__WHAT THE TASK ASKS__
Identify all lines of the data containing the string "variable" and copy them.
=-=-=
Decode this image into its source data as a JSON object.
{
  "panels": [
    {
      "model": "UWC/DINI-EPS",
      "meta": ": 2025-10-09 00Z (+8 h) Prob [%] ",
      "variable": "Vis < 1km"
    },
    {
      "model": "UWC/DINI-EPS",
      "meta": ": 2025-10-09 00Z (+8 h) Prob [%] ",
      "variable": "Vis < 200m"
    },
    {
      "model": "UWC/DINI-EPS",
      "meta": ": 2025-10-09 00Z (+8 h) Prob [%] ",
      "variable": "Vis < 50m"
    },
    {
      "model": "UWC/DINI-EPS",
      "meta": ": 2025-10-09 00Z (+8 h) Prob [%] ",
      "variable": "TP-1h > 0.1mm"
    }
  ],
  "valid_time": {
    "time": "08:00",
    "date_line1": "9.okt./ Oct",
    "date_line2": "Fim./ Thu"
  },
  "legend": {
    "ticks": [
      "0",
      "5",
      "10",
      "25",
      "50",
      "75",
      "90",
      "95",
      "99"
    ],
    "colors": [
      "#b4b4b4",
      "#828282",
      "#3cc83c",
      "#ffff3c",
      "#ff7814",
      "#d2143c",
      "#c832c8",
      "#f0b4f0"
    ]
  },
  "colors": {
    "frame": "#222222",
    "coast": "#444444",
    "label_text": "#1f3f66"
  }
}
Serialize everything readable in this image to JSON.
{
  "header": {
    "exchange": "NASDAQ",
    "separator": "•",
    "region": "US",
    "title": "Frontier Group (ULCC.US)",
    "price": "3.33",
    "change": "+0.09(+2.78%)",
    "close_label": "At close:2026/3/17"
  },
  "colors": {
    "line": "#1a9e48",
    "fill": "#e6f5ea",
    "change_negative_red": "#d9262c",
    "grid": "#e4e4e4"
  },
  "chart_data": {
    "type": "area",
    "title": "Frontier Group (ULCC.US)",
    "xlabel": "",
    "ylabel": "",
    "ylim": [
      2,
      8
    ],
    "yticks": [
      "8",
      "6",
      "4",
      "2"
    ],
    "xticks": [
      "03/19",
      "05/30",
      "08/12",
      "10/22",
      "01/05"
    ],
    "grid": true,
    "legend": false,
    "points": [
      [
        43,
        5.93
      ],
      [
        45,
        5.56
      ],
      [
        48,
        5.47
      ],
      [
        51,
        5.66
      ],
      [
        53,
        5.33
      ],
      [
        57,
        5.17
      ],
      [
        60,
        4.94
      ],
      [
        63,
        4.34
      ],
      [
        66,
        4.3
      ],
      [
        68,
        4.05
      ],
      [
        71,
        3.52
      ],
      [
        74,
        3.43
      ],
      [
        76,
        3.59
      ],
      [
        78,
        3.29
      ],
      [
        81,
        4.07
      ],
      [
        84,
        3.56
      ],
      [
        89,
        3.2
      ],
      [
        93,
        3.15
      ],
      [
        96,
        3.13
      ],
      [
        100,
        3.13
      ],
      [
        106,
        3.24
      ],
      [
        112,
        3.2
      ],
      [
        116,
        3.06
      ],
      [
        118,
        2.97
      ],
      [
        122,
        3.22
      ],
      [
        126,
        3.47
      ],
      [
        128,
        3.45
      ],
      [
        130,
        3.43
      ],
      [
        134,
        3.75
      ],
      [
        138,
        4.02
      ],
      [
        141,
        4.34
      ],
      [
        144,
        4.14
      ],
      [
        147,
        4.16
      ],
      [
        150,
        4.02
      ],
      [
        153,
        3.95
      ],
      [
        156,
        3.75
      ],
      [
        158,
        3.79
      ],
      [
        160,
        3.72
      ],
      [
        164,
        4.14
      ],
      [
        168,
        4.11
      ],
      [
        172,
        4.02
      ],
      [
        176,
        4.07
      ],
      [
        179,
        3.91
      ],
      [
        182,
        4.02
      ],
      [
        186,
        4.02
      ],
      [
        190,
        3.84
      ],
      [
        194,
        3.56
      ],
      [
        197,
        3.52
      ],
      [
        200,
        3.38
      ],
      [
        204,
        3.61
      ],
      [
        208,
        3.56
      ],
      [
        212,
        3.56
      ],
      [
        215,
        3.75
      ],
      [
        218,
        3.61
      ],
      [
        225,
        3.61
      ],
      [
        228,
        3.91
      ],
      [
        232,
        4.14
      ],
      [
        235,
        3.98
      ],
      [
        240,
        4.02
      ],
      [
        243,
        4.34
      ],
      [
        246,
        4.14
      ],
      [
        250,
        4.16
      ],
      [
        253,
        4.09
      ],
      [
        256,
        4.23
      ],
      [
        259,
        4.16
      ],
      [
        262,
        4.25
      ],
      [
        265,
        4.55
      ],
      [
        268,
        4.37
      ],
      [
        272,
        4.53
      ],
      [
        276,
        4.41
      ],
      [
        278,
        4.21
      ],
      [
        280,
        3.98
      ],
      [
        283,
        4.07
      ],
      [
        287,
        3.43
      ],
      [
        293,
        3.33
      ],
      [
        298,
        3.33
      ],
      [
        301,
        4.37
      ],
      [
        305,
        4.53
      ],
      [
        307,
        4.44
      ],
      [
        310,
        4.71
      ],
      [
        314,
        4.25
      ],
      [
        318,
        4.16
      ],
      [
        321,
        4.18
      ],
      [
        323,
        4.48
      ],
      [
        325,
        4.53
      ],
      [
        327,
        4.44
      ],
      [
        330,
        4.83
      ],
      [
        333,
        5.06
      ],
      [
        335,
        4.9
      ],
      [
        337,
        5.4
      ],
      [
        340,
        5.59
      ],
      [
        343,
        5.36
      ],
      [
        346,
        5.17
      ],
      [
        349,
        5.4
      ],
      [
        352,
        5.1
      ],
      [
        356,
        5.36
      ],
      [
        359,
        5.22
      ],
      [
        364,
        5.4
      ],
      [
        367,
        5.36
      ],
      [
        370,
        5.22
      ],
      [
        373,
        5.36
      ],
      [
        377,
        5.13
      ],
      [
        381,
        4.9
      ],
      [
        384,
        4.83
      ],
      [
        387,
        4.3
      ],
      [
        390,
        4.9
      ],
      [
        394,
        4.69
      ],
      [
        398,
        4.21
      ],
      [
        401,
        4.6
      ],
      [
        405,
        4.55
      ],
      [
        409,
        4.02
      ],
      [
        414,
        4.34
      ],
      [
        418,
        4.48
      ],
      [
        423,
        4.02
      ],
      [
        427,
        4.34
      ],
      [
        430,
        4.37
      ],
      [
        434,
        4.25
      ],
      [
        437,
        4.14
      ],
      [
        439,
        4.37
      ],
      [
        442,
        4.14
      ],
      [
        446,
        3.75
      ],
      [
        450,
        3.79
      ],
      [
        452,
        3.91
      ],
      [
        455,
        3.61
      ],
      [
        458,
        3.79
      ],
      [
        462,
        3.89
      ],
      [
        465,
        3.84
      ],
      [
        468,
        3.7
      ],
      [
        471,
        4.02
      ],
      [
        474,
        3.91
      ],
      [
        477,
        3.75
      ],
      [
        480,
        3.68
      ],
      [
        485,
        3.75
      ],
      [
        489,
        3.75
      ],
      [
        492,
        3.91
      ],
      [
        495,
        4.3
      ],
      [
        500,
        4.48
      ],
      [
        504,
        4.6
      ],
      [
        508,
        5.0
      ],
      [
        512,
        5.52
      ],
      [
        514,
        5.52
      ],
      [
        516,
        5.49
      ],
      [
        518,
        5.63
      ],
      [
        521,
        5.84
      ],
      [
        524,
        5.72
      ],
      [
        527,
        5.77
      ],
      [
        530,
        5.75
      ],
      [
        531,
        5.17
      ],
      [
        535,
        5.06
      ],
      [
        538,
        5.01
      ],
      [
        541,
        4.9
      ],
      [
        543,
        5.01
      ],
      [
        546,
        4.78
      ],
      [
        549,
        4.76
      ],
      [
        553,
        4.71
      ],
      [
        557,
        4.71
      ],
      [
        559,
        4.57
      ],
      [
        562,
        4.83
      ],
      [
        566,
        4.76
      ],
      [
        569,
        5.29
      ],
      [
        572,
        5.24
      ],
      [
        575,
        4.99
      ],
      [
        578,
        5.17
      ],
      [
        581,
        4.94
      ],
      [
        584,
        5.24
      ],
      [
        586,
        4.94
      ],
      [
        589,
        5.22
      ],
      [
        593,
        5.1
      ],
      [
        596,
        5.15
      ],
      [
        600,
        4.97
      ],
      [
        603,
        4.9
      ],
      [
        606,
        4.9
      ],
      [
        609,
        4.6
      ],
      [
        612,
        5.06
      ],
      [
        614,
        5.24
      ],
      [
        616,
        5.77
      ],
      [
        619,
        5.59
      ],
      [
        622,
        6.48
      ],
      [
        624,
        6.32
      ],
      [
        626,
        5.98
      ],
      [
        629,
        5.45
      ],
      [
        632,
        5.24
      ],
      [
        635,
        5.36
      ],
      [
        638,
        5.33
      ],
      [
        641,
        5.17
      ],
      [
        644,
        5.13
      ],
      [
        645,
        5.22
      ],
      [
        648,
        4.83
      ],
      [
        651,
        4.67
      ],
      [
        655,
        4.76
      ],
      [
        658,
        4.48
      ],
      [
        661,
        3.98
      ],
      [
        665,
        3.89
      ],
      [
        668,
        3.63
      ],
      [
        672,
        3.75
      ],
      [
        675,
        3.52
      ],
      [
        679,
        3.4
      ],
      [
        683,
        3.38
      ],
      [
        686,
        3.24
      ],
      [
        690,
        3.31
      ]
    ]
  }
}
=-=-=
__COMPLETE ANSWER__
      "variable": "Vis < 1km"
      "variable": "Vis < 200m"
      "variable": "Vis < 50m"
      "variable": "TP-1h > 0.1mm"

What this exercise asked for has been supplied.